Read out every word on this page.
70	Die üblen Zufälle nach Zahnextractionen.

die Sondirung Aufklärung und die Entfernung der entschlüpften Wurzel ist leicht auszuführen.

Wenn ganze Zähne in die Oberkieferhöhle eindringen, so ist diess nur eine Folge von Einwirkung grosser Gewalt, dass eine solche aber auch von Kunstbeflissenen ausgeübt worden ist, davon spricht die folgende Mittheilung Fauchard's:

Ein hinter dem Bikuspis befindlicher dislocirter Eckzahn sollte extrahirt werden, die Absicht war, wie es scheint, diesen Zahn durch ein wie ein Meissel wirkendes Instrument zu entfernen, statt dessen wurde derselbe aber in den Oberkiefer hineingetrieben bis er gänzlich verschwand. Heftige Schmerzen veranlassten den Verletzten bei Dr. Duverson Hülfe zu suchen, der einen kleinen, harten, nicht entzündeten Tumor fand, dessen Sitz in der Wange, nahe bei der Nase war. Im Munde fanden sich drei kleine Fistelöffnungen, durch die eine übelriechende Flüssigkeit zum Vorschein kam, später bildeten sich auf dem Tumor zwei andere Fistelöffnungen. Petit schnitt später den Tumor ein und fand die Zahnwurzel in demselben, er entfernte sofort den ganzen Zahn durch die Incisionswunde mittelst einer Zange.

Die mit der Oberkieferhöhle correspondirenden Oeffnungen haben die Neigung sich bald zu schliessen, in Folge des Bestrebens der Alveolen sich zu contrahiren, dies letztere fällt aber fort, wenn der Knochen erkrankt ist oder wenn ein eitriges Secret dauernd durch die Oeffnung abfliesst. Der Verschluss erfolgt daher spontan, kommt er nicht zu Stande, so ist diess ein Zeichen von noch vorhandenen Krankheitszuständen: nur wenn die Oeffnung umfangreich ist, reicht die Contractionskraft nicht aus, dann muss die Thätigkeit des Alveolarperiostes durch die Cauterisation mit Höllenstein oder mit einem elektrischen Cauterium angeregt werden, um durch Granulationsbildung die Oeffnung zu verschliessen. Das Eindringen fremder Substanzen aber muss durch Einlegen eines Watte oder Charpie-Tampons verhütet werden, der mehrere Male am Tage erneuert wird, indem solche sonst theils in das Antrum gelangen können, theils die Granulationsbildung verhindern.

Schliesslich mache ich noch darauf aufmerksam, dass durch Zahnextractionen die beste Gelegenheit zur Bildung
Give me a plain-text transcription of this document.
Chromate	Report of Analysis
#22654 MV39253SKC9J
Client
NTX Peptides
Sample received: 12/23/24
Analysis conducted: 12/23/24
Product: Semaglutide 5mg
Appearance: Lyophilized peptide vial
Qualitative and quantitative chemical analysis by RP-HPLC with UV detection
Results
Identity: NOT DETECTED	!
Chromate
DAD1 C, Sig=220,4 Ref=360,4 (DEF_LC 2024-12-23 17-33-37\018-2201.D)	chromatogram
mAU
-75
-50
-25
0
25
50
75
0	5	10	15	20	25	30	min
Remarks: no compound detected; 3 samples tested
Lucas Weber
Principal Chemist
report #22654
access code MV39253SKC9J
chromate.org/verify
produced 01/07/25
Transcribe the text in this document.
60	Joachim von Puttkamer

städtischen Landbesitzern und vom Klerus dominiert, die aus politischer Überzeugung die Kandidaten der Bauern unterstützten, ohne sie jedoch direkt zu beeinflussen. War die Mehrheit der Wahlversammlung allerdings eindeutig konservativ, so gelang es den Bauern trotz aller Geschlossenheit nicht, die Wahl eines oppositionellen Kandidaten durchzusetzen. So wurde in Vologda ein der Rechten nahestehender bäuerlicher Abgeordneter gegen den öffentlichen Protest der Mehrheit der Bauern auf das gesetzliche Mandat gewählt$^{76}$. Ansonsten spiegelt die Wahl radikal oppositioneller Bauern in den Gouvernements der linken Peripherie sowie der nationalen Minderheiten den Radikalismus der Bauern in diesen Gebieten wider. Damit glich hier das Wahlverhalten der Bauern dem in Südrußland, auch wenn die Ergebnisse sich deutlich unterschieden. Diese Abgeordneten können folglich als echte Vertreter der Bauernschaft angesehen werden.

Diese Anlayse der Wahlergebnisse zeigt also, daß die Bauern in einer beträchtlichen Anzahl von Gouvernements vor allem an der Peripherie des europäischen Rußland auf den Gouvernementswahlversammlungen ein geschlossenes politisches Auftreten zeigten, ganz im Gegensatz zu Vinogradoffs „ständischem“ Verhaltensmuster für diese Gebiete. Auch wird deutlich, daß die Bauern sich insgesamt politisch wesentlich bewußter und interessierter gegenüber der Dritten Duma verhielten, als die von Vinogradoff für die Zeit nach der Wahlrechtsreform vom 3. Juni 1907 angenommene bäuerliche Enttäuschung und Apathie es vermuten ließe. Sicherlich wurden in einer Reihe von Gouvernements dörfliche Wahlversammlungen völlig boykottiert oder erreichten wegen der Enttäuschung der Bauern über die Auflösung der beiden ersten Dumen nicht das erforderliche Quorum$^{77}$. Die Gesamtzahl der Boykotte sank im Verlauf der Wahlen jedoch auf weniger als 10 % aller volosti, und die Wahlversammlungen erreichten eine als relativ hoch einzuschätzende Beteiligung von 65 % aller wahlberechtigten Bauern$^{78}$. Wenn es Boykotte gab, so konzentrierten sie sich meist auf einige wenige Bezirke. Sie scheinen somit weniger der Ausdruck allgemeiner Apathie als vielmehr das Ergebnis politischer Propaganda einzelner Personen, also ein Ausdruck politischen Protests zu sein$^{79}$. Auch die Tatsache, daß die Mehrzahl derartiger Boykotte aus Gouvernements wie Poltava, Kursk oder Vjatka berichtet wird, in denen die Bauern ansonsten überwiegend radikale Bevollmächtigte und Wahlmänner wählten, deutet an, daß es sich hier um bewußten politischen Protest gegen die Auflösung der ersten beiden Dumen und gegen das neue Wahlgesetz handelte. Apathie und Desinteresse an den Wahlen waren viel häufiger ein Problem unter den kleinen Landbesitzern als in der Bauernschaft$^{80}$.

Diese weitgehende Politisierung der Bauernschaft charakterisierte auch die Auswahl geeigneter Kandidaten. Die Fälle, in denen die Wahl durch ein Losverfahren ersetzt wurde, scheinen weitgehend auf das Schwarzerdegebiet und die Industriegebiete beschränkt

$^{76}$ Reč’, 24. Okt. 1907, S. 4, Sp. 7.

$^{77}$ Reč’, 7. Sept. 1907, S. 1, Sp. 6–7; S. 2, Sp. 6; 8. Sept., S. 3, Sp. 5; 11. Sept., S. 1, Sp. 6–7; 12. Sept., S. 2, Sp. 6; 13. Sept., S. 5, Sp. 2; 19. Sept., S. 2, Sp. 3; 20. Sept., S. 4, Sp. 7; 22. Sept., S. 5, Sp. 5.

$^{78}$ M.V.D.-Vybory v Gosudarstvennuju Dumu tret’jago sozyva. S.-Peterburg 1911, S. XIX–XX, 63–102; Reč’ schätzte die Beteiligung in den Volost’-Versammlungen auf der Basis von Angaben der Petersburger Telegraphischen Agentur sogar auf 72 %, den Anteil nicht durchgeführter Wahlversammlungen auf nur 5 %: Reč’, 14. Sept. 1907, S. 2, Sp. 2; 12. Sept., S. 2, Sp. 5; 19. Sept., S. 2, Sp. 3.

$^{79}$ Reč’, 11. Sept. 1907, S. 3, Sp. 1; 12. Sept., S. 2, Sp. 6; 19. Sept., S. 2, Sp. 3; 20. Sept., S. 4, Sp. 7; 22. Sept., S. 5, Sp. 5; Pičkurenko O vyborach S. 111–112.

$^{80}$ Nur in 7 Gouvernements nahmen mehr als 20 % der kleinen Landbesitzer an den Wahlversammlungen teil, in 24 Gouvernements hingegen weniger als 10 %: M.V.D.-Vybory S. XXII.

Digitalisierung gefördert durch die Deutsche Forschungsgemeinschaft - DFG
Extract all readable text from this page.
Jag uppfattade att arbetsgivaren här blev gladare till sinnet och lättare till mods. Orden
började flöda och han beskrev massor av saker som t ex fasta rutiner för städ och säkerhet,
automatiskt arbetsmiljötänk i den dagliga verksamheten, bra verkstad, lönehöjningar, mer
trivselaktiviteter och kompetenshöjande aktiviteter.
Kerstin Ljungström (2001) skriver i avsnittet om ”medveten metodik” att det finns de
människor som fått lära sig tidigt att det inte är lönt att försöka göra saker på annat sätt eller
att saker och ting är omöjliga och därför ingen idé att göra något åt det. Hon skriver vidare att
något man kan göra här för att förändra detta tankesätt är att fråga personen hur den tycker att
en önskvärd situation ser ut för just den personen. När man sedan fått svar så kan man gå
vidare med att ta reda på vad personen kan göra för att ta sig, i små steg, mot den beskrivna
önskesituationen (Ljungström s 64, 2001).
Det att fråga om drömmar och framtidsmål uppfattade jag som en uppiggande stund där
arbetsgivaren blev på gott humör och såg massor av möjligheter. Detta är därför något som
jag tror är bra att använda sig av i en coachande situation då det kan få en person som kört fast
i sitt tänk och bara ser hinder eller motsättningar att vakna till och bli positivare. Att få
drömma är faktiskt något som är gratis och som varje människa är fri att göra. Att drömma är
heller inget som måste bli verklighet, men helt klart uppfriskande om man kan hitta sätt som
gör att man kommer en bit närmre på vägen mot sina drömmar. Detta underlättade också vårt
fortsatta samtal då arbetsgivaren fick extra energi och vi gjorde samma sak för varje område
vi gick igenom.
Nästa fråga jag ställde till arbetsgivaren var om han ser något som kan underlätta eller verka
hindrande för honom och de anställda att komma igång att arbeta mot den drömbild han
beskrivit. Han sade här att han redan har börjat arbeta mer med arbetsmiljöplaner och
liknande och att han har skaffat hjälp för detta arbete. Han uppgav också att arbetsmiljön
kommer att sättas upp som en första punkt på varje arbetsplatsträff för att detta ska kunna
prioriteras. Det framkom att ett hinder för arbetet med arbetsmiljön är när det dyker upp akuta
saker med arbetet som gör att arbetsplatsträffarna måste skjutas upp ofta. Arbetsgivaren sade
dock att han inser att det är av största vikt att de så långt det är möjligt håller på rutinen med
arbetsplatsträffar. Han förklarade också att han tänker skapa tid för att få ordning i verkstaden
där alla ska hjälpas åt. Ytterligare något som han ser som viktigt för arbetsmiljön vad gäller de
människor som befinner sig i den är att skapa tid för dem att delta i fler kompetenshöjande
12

· · · · ·

- **YOUR INSTRUCTIONS**
Your answer must consist of every line in the listing that contains "Ljungström".

- **TASK RESPONSE**
Kerstin Ljungström (2001) skriver i avsnittet om ”medveten metodik” att det finns de
önskesituationen (Ljungström s 64, 2001).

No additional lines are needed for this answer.